[Problem description] Pull out all lines from the listing below in which the word "name" appears.

[Provided records]
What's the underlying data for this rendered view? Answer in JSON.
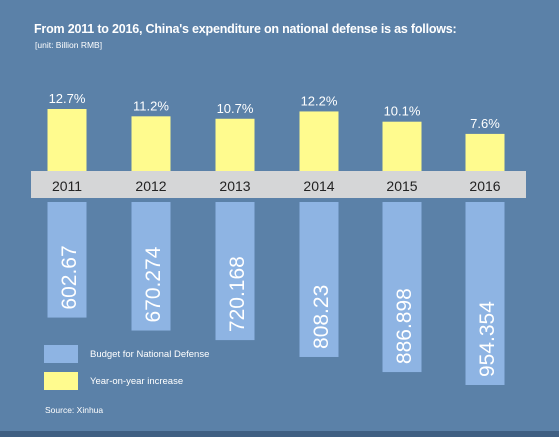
{
  "title": "From 2011 to 2016, China's expenditure on national defense is as follows:",
  "unit": "[unit: Billion RMB]",
  "source": "Source: Xinhua",
  "colors": {
    "background": "#5b81a8",
    "budget_bar": "#8eb4e3",
    "increase_bar": "#fffb8e",
    "year_band": "#d5d6d7"
  },
  "legend": [
    {
      "label": "Budget for National Defense",
      "color": "#8eb4e3"
    },
    {
      "label": "Year-on-year increase",
      "color": "#fffb8e"
    }
  ],
  "chart_data": {
    "type": "bar",
    "categories": [
      "2011",
      "2012",
      "2013",
      "2014",
      "2015",
      "2016"
    ],
    "series": [
      {
        "name": "Budget for National Defense",
        "values": [
          602.67,
          670.274,
          720.168,
          808.23,
          886.898,
          954.354
        ],
        "labels": [
          "602.67",
          "670.274",
          "720.168",
          "808.23",
          "886.898",
          "954.354"
        ]
      },
      {
        "name": "Year-on-year increase",
        "values": [
          12.7,
          11.2,
          10.7,
          12.2,
          10.1,
          7.6
        ],
        "labels": [
          "12.7%",
          "11.2%",
          "10.7%",
          "12.2%",
          "10.1%",
          "7.6%"
        ]
      }
    ],
    "title": "From 2011 to 2016, China's expenditure on national defense is as follows:",
    "subtitle": "[unit: Billion RMB]",
    "legend_position": "bottom-left",
    "grid": false
  }
}
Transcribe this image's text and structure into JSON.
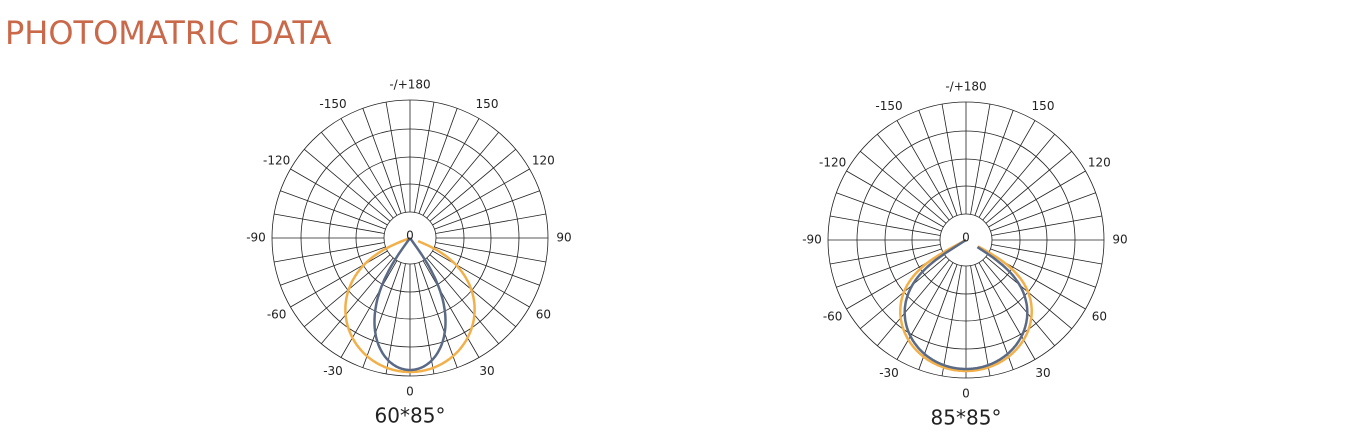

[Response]
        "name": "Budget for National Defense",
        "name": "Year-on-year increase",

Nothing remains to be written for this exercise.